■ WHAT IS EXPECTED ■
Each record below should be repeated precisely as written.
__________
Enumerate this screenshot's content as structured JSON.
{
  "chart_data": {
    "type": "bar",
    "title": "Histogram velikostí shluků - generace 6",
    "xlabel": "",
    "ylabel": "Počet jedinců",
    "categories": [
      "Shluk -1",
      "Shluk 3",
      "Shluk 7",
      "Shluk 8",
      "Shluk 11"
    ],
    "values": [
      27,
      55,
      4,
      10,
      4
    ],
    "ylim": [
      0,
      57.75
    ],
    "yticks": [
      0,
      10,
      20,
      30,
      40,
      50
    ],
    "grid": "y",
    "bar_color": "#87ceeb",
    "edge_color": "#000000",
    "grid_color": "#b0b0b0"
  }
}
__________
■ EXERCISE SOLUTION ■
Enumerate this screenshot's content as structured JSON.
{
  "chart_data": {
    "type": "bar",
    "title": "Histogram velikostí shluků - generace 6",
    "xlabel": "",
    "ylabel": "Počet jedinců",
    "categories": [
      "Shluk -1",
      "Shluk 3",
      "Shluk 7",
      "Shluk 8",
      "Shluk 11"
    ],
    "values": [
      27,
      55,
      4,
      10,
      4
    ],
    "ylim": [
      0,
      57.75
    ],
    "yticks": [
      0,
      10,
      20,
      30,
      40,
      50
    ],
    "grid": "y",
    "bar_color": "#87ceeb",
    "edge_color": "#000000",
    "grid_color": "#b0b0b0"
  }
}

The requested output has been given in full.